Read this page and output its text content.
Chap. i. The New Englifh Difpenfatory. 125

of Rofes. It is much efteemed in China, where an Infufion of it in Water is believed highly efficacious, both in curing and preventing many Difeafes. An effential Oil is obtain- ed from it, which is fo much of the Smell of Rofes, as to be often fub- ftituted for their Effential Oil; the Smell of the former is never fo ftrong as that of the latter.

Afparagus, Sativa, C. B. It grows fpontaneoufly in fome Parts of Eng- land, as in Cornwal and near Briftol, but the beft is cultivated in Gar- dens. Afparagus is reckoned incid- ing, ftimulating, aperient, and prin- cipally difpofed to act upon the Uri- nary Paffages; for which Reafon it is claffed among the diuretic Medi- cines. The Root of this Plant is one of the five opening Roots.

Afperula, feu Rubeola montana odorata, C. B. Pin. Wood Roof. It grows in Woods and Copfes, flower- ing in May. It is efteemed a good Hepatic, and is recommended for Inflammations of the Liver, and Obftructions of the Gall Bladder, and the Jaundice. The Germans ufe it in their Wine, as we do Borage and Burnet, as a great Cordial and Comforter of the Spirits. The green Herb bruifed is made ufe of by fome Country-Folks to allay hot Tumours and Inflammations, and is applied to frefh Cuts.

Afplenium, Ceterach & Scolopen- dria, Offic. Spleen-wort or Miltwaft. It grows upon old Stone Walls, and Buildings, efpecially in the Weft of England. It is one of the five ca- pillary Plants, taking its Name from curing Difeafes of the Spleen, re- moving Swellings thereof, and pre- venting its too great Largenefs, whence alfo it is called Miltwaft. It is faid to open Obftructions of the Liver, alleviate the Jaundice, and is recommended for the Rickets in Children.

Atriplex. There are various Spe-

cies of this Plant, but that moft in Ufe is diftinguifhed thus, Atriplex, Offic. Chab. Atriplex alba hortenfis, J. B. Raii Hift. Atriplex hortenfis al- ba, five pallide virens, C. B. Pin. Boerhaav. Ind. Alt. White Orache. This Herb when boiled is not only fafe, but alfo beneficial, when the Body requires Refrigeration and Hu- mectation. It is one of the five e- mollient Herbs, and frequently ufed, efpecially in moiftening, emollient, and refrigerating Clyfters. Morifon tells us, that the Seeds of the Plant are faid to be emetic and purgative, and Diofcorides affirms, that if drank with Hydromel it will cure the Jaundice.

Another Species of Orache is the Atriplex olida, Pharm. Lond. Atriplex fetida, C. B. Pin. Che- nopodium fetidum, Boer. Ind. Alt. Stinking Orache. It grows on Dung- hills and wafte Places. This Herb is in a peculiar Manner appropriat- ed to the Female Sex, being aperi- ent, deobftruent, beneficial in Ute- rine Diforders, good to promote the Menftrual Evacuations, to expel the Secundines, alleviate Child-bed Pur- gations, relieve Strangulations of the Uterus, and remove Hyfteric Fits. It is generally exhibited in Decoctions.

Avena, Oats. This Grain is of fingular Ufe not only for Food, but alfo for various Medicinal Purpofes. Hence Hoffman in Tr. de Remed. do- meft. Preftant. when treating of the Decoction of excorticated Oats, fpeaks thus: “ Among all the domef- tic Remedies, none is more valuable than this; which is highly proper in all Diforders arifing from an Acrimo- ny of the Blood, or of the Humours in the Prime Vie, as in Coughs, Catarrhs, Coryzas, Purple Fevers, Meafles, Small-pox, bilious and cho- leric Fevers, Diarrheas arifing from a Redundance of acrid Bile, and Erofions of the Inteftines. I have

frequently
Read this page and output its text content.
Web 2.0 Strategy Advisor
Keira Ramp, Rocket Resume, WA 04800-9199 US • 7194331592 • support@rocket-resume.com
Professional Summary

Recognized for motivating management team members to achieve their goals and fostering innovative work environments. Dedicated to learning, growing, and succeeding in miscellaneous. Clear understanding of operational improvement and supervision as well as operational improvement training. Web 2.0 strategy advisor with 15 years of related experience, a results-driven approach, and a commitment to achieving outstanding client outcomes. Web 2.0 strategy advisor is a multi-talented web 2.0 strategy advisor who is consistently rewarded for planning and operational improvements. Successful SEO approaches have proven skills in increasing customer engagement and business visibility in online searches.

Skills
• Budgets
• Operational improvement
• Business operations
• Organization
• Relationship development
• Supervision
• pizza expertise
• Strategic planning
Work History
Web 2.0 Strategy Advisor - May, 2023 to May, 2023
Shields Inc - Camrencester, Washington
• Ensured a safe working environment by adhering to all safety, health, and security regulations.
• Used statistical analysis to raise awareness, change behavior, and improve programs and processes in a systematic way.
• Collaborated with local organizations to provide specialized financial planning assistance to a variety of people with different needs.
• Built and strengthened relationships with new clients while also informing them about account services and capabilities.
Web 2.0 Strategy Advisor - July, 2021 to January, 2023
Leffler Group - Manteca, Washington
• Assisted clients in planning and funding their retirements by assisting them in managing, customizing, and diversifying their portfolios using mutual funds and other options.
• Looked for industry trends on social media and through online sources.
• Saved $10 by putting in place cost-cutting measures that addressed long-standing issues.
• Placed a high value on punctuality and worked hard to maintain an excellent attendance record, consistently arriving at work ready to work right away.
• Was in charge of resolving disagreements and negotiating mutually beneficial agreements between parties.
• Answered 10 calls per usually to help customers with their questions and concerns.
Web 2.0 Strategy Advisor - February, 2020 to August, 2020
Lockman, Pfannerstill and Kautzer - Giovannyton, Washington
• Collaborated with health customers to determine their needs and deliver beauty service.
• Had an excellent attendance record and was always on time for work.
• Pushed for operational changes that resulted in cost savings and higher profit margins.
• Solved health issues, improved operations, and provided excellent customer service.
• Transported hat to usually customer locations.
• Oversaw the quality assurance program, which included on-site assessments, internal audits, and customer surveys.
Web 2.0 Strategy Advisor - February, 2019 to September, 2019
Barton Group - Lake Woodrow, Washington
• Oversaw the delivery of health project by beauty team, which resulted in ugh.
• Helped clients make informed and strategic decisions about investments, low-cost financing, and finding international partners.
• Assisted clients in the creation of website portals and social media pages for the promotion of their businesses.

=-=-=-=-=

*What is being asked*: Every entry needs to be retyped exactly.

*Solution for this problem*:
Read this page and output its text content.
Chap. i. The New Englifh Difpenfatory. 125

of Rofes. It is much efteemed in China, where an Infufion of it in Water is believed highly efficacious, both in curing and preventing many Difeafes. An effential Oil is obtain- ed from it, which is fo much of the Smell of Rofes, as to be often fub- ftituted for their Effential Oil; the Smell of the former is never fo ftrong as that of the latter.

Afparagus, Sativa, C. B. It grows fpontaneoufly in fome Parts of Eng- land, as in Cornwal and near Briftol, but the beft is cultivated in Gar- dens. Afparagus is reckoned incid- ing, ftimulating, aperient, and prin- cipally difpofed to act upon the Uri- nary Paffages; for which Reafon it is claffed among the diuretic Medi- cines. The Root of this Plant is one of the five opening Roots.

Afperula, feu Rubeola montana odorata, C. B. Pin. Wood Roof. It grows in Woods and Copfes, flower- ing in May. It is efteemed a good Hepatic, and is recommended for Inflammations of the Liver, and Obftructions of the Gall Bladder, and the Jaundice. The Germans ufe it in their Wine, as we do Borage and Burnet, as a great Cordial and Comforter of the Spirits. The green Herb bruifed is made ufe of by fome Country-Folks to allay hot Tumours and Inflammations, and is applied to frefh Cuts.

Afplenium, Ceterach & Scolopen- dria, Offic. Spleen-wort or Miltwaft. It grows upon old Stone Walls, and Buildings, efpecially in the Weft of England. It is one of the five ca- pillary Plants, taking its Name from curing Difeafes of the Spleen, re- moving Swellings thereof, and pre- venting its too great Largenefs, whence alfo it is called Miltwaft. It is faid to open Obftructions of the Liver, alleviate the Jaundice, and is recommended for the Rickets in Children.

Atriplex. There are various Spe-

cies of this Plant, but that moft in Ufe is diftinguifhed thus, Atriplex, Offic. Chab. Atriplex alba hortenfis, J. B. Raii Hift. Atriplex hortenfis al- ba, five pallide virens, C. B. Pin. Boerhaav. Ind. Alt. White Orache. This Herb when boiled is not only fafe, but alfo beneficial, when the Body requires Refrigeration and Hu- mectation. It is one of the five e- mollient Herbs, and frequently ufed, efpecially in moiftening, emollient, and refrigerating Clyfters. Morifon tells us, that the Seeds of the Plant are faid to be emetic and purgative, and Diofcorides affirms, that if drank with Hydromel it will cure the Jaundice.

Another Species of Orache is the Atriplex olida, Pharm. Lond. Atriplex fetida, C. B. Pin. Che- nopodium fetidum, Boer. Ind. Alt. Stinking Orache. It grows on Dung- hills and wafte Places. This Herb is in a peculiar Manner appropriat- ed to the Female Sex, being aperi- ent, deobftruent, beneficial in Ute- rine Diforders, good to promote the Menftrual Evacuations, to expel the Secundines, alleviate Child-bed Pur- gations, relieve Strangulations of the Uterus, and remove Hyfteric Fits. It is generally exhibited in Decoctions.

Avena, Oats. This Grain is of fingular Ufe not only for Food, but alfo for various Medicinal Purpofes. Hence Hoffman in Tr. de Remed. do- meft. Preftant. when treating of the Decoction of excorticated Oats, fpeaks thus: “ Among all the domef- tic Remedies, none is more valuable than this; which is highly proper in all Diforders arifing from an Acrimo- ny of the Blood, or of the Humours in the Prime Vie, as in Coughs, Catarrhs, Coryzas, Purple Fevers, Meafles, Small-pox, bilious and cho- leric Fevers, Diarrheas arifing from a Redundance of acrid Bile, and Erofions of the Inteftines. I have

frequently
Read this page and output its text content.
Web 2.0 Strategy Advisor
Keira Ramp, Rocket Resume, WA 04800-9199 US • 7194331592 • support@rocket-resume.com
Professional Summary

Recognized for motivating management team members to achieve their goals and fostering innovative work environments. Dedicated to learning, growing, and succeeding in miscellaneous. Clear understanding of operational improvement and supervision as well as operational improvement training. Web 2.0 strategy advisor with 15 years of related experience, a results-driven approach, and a commitment to achieving outstanding client outcomes. Web 2.0 strategy advisor is a multi-talented web 2.0 strategy advisor who is consistently rewarded for planning and operational improvements. Successful SEO approaches have proven skills in increasing customer engagement and business visibility in online searches.

Skills
• Budgets
• Operational improvement
• Business operations
• Organization
• Relationship development
• Supervision
• pizza expertise
• Strategic planning
Work History
Web 2.0 Strategy Advisor - May, 2023 to May, 2023
Shields Inc - Camrencester, Washington
• Ensured a safe working environment by adhering to all safety, health, and security regulations.
• Used statistical analysis to raise awareness, change behavior, and improve programs and processes in a systematic way.
• Collaborated with local organizations to provide specialized financial planning assistance to a variety of people with different needs.
• Built and strengthened relationships with new clients while also informing them about account services and capabilities.
Web 2.0 Strategy Advisor - July, 2021 to January, 2023
Leffler Group - Manteca, Washington
• Assisted clients in planning and funding their retirements by assisting them in managing, customizing, and diversifying their portfolios using mutual funds and other options.
• Looked for industry trends on social media and through online sources.
• Saved $10 by putting in place cost-cutting measures that addressed long-standing issues.
• Placed a high value on punctuality and worked hard to maintain an excellent attendance record, consistently arriving at work ready to work right away.
• Was in charge of resolving disagreements and negotiating mutually beneficial agreements between parties.
• Answered 10 calls per usually to help customers with their questions and concerns.
Web 2.0 Strategy Advisor - February, 2020 to August, 2020
Lockman, Pfannerstill and Kautzer - Giovannyton, Washington
• Collaborated with health customers to determine their needs and deliver beauty service.
• Had an excellent attendance record and was always on time for work.
• Pushed for operational changes that resulted in cost savings and higher profit margins.
• Solved health issues, improved operations, and provided excellent customer service.
• Transported hat to usually customer locations.
• Oversaw the quality assurance program, which included on-site assessments, internal audits, and customer surveys.
Web 2.0 Strategy Advisor - February, 2019 to September, 2019
Barton Group - Lake Woodrow, Washington
• Oversaw the delivery of health project by beauty team, which resulted in ugh.
• Helped clients make informed and strategic decisions about investments, low-cost financing, and finding international partners.
• Assisted clients in the creation of website portals and social media pages for the promotion of their businesses.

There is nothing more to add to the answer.